JOB: From the listing below, pull out every line where the string "الدنيا" appears.

Start of RECORDS TO USE

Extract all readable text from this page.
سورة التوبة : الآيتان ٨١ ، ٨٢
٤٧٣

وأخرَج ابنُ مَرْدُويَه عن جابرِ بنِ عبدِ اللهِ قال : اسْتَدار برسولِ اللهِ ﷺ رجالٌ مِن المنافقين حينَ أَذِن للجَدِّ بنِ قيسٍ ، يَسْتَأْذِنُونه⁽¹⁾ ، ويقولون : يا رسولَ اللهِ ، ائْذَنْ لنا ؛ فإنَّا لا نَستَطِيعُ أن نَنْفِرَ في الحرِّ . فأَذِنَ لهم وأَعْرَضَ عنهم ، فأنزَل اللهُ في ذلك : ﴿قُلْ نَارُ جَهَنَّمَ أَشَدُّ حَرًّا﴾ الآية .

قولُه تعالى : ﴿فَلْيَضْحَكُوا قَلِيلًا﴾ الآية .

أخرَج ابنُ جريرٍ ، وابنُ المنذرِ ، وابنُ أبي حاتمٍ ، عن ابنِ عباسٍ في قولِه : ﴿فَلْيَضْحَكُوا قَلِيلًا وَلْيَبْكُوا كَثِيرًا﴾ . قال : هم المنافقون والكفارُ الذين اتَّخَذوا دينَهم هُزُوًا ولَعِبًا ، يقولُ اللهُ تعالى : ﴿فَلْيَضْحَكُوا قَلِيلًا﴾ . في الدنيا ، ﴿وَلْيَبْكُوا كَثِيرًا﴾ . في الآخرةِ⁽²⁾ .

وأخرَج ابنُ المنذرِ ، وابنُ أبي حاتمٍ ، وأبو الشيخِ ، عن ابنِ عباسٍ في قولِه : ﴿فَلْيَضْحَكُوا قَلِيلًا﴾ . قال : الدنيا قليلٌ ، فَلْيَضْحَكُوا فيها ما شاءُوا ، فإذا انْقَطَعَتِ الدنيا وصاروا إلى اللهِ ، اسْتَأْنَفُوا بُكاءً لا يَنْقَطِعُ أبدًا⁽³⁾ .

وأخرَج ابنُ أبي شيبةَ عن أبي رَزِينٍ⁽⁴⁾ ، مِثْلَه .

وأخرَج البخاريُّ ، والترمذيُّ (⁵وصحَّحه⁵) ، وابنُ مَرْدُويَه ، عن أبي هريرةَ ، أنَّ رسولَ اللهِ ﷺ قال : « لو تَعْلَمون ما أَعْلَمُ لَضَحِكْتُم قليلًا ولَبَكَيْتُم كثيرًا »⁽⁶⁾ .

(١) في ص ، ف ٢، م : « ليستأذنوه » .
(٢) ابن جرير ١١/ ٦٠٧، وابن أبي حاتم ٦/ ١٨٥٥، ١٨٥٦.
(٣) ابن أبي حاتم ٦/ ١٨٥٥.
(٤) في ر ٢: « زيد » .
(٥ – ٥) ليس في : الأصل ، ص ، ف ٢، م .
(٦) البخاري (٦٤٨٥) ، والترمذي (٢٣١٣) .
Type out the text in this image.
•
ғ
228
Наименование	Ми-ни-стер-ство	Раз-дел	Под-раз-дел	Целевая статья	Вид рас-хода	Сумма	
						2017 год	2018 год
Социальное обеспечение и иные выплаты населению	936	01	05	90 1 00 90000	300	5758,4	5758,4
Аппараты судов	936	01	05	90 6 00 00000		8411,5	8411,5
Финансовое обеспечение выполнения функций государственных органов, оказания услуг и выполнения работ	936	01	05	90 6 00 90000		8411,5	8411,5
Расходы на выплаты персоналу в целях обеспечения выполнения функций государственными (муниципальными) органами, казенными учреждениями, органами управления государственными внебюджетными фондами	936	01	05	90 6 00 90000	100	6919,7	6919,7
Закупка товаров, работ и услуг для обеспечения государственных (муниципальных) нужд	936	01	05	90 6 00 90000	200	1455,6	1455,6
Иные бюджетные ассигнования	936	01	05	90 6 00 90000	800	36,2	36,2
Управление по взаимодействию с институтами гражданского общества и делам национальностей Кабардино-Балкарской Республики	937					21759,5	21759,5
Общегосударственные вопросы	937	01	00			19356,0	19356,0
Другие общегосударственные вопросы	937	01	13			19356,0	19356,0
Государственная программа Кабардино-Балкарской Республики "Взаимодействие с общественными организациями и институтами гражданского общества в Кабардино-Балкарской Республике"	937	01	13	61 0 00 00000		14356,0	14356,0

End of RECORDS TO USE
Start of RECORDS TO USE

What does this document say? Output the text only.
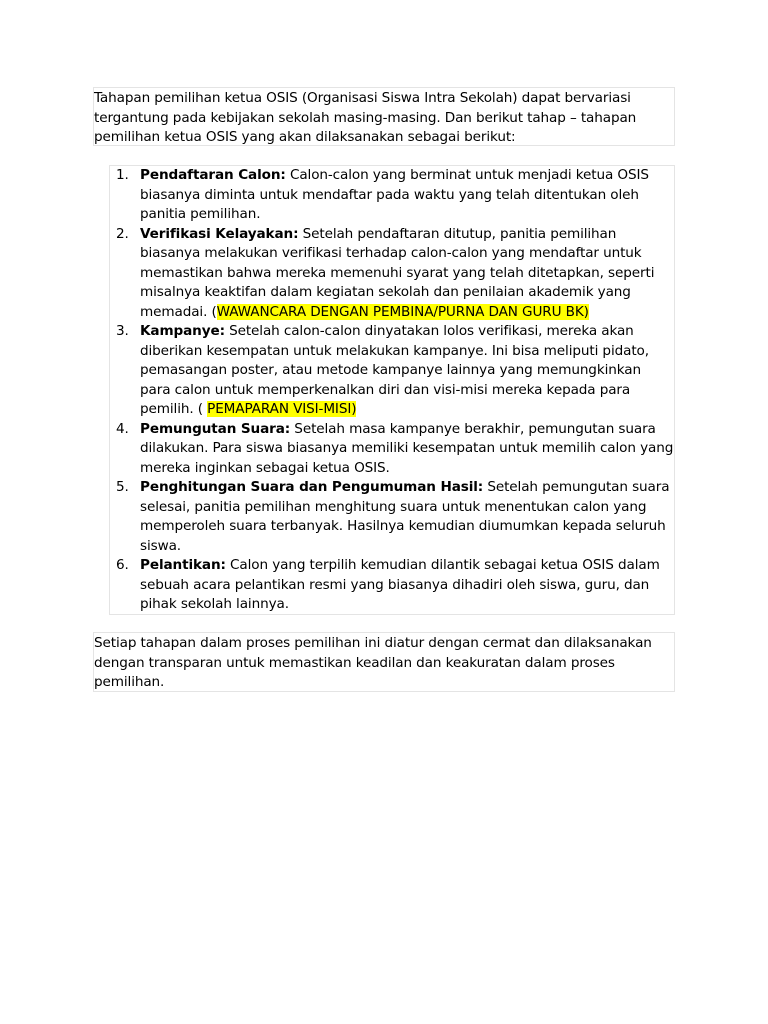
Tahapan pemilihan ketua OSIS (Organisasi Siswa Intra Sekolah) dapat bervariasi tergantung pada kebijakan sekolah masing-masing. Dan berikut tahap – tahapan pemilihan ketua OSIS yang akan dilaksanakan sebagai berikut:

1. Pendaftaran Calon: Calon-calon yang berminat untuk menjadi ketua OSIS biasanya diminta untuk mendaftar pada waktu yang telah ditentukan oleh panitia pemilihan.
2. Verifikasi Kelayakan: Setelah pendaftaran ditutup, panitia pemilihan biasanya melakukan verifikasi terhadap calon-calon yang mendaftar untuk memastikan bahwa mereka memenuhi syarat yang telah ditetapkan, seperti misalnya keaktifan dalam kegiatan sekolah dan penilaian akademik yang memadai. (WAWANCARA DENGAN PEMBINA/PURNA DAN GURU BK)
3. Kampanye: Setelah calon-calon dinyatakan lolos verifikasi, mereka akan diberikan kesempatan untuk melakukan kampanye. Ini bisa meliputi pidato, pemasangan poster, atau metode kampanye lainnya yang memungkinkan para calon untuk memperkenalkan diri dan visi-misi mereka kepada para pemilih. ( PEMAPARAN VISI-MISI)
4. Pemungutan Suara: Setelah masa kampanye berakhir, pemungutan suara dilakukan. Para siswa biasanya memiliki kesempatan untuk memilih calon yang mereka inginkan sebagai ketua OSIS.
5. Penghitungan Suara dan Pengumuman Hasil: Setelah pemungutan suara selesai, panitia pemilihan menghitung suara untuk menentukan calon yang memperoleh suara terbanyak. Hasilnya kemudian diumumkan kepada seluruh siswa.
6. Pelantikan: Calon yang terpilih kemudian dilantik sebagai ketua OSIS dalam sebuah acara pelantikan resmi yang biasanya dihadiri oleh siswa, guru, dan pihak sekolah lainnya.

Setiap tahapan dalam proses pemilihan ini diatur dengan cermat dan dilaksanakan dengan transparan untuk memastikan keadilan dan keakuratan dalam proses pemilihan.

End of RECORDS TO USE
Start of RECORDS TO USE

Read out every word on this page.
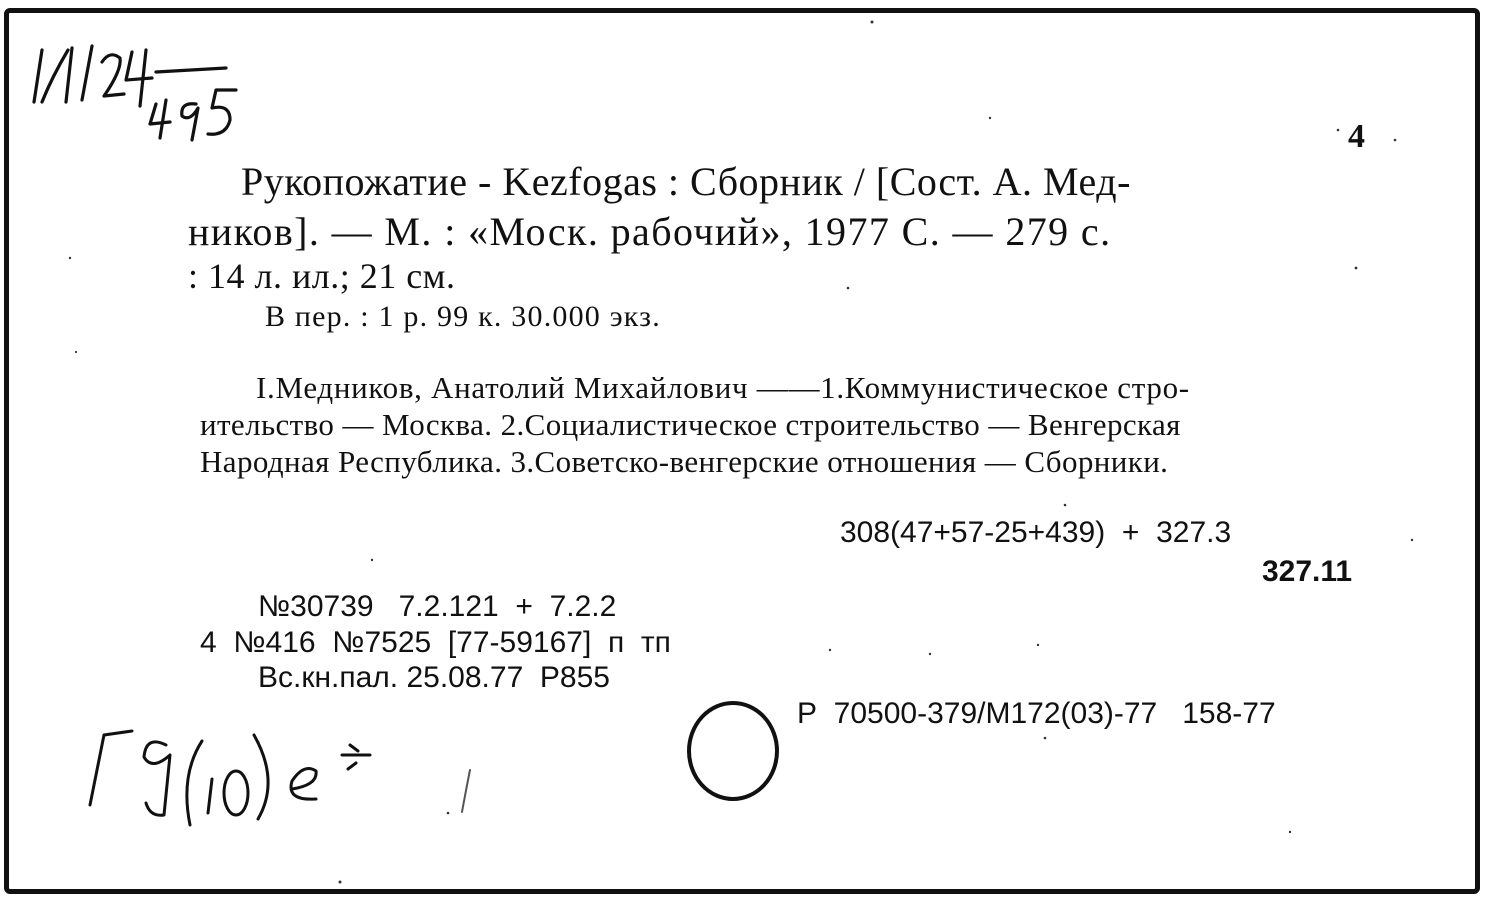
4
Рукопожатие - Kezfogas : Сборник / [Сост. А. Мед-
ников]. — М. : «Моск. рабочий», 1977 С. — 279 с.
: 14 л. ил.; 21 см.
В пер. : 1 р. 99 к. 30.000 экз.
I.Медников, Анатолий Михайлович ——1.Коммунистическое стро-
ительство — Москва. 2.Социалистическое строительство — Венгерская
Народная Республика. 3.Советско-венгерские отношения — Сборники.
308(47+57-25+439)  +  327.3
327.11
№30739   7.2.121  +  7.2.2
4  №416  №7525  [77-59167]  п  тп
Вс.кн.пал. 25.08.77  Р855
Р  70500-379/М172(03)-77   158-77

End of RECORDS TO USE

WORKED ANSWER:
أخرَج ابنُ جريرٍ ، وابنُ المنذرِ ، وابنُ أبي حاتمٍ ، عن ابنِ عباسٍ في قولِه : ﴿فَلْيَضْحَكُوا قَلِيلًا وَلْيَبْكُوا كَثِيرًا﴾ . قال : هم المنافقون والكفارُ الذين اتَّخَذوا دينَهم هُزُوًا ولَعِبًا ، يقولُ اللهُ تعالى : ﴿فَلْيَضْحَكُوا قَلِيلًا﴾ . في الدنيا ، ﴿وَلْيَبْكُوا كَثِيرًا﴾ . في الآخرةِ⁽²⁾ .
وأخرَج ابنُ المنذرِ ، وابنُ أبي حاتمٍ ، وأبو الشيخِ ، عن ابنِ عباسٍ في قولِه : ﴿فَلْيَضْحَكُوا قَلِيلًا﴾ . قال : الدنيا قليلٌ ، فَلْيَضْحَكُوا فيها ما شاءُوا ، فإذا انْقَطَعَتِ الدنيا وصاروا إلى اللهِ ، اسْتَأْنَفُوا بُكاءً لا يَنْقَطِعُ أبدًا⁽³⁾ .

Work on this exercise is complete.